--- Records to process ---

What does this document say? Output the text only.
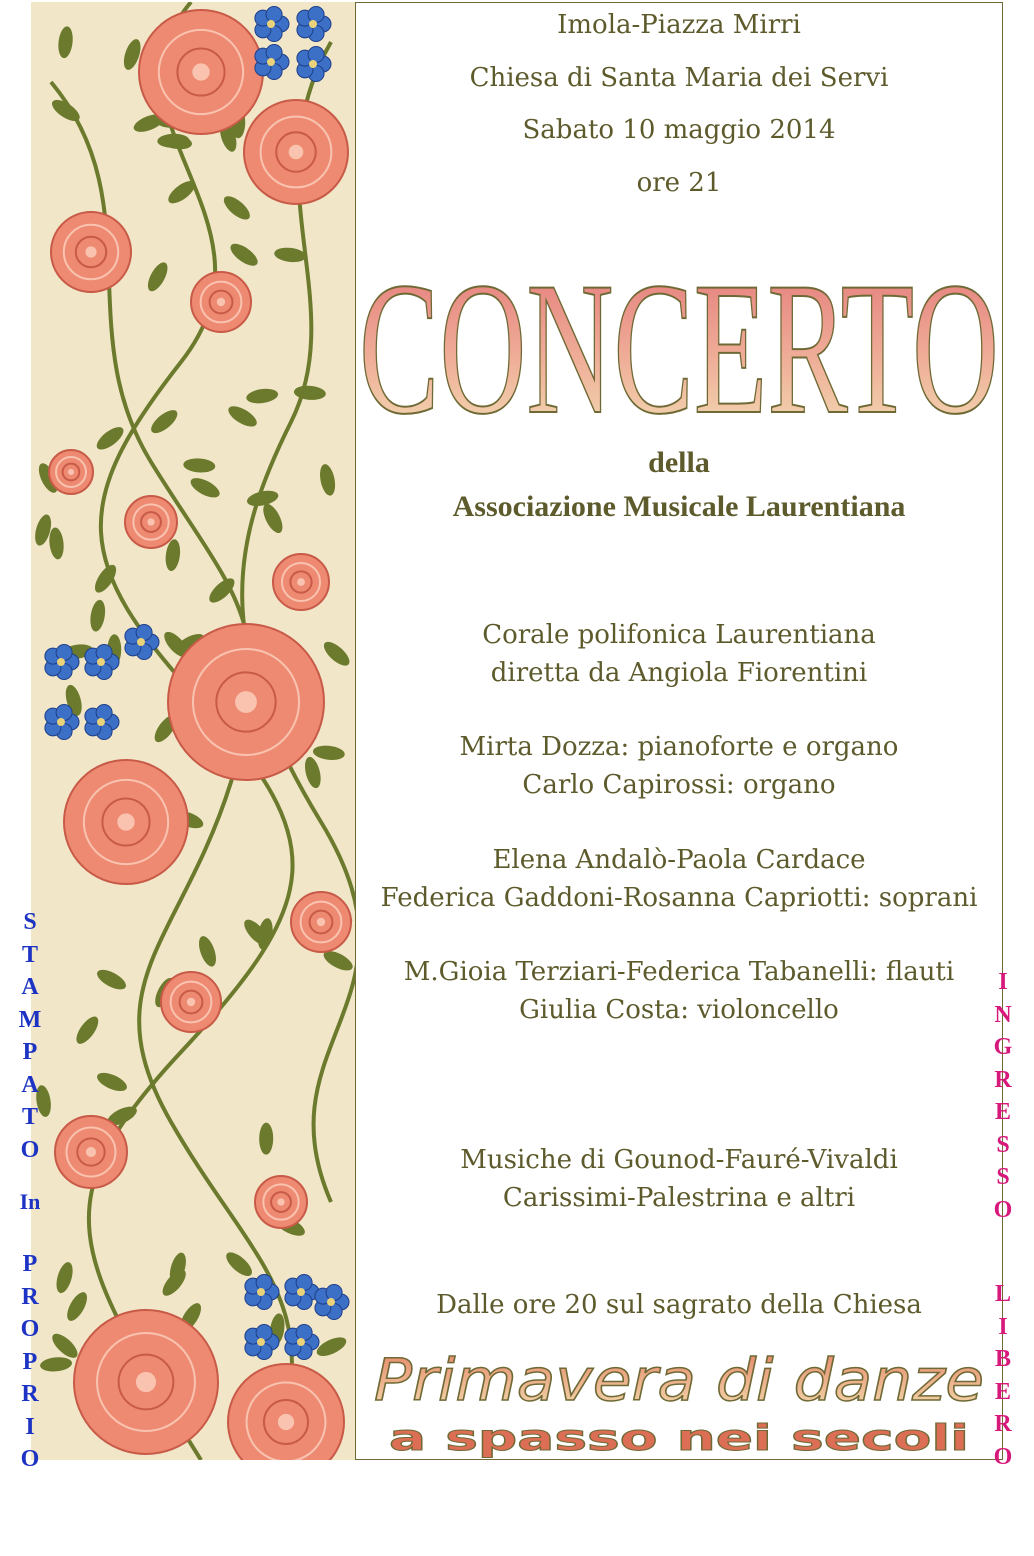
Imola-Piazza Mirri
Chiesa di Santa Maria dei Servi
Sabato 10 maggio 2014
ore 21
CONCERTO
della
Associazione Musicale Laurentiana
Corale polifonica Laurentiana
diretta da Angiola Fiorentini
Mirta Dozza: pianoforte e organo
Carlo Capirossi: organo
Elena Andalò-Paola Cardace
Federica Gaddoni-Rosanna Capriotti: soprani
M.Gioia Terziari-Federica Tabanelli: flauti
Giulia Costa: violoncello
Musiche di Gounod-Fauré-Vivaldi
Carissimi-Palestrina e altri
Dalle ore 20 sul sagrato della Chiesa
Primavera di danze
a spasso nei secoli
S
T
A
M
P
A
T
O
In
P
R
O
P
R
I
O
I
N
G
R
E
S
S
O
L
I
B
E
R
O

---

# Stated problem
Skipping the pictures, transcribe each line above exactly as it appears.

# Reply
What does this document say? Output the text only.
Imola-Piazza Mirri
Chiesa di Santa Maria dei Servi
Sabato 10 maggio 2014
ore 21
CONCERTO
della
Associazione Musicale Laurentiana
Corale polifonica Laurentiana
diretta da Angiola Fiorentini
Mirta Dozza: pianoforte e organo
Carlo Capirossi: organo
Elena Andalò-Paola Cardace
Federica Gaddoni-Rosanna Capriotti: soprani
M.Gioia Terziari-Federica Tabanelli: flauti
Giulia Costa: violoncello
Musiche di Gounod-Fauré-Vivaldi
Carissimi-Palestrina e altri
Dalle ore 20 sul sagrato della Chiesa
Primavera di danze
a spasso nei secoli
S
T
A
M
P
A
T
O
In
P
R
O
P
R
I
O
I
N
G
R
E
S
S
O
L
I
B
E
R
O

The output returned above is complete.